Exercise description
Report every line from the material that contains the word "vida".

(Collected data entries)
------------------------

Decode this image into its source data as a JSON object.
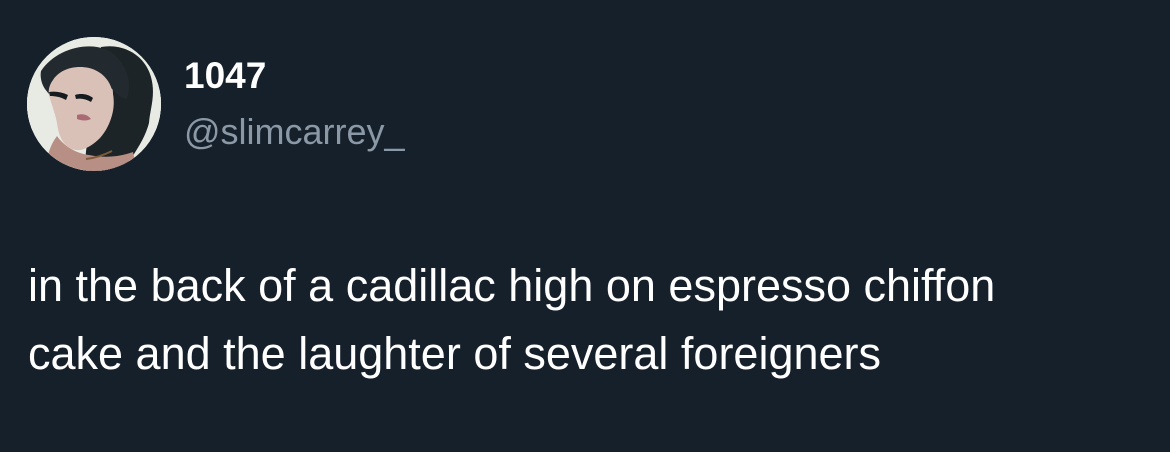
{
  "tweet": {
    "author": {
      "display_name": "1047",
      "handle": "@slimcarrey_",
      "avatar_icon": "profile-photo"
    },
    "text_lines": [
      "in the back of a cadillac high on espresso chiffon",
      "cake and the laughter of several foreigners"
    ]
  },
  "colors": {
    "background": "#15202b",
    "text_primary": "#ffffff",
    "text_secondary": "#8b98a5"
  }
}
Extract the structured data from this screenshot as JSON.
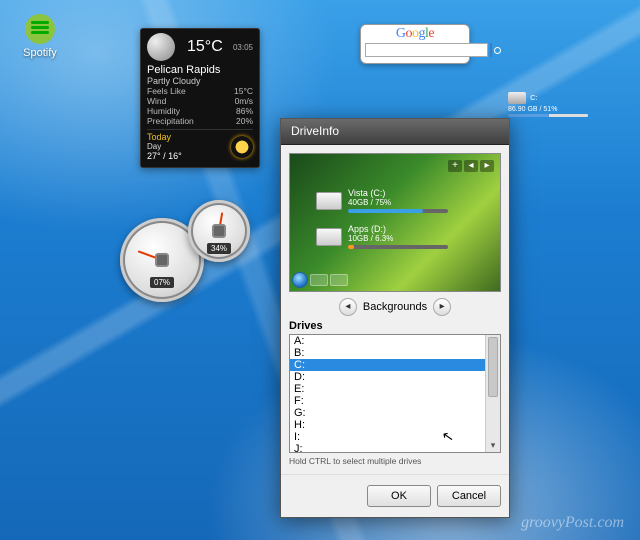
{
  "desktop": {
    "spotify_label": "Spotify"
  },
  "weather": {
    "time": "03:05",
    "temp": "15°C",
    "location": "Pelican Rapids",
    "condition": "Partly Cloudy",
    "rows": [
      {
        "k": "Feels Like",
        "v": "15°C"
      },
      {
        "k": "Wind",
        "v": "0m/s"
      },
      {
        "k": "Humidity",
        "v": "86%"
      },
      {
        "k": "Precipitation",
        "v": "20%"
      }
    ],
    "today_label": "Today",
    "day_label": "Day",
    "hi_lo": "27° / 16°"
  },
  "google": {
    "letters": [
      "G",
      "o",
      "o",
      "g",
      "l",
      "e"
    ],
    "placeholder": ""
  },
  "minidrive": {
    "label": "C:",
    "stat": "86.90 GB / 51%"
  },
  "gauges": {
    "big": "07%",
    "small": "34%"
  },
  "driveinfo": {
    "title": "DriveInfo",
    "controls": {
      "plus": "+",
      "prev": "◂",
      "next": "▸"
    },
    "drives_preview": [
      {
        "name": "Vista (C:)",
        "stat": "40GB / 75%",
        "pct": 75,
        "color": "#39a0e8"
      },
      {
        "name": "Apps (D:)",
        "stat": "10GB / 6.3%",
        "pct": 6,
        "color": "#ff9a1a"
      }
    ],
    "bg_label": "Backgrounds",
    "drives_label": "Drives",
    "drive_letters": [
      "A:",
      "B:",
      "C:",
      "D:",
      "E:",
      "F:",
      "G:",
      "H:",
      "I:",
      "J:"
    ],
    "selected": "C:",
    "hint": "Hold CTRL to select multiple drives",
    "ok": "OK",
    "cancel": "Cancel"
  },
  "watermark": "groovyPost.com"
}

------------------------

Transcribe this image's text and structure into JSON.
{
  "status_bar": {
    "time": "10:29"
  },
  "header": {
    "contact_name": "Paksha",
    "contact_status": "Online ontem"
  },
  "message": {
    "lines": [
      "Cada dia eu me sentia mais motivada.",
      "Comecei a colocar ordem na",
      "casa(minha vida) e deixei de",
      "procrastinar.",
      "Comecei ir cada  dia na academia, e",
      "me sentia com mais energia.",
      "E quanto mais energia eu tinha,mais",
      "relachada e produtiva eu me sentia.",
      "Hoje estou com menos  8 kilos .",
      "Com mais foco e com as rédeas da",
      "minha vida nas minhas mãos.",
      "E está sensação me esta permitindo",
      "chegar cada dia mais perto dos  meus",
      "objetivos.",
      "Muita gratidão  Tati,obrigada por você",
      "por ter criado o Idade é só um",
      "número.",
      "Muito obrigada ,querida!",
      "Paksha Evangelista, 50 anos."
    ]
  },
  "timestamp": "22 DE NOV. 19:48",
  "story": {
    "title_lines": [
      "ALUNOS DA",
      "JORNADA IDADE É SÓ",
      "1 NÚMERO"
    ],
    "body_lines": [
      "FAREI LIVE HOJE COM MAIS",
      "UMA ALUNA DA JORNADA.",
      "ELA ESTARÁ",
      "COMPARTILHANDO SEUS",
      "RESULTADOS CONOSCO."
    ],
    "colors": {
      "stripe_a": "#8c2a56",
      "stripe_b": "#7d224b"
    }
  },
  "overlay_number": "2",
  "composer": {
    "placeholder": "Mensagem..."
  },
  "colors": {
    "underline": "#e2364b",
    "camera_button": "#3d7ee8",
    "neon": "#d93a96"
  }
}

------------------------

Exercise result
      "casa(minha vida) e deixei de",
      "minha vida nas minhas mãos.",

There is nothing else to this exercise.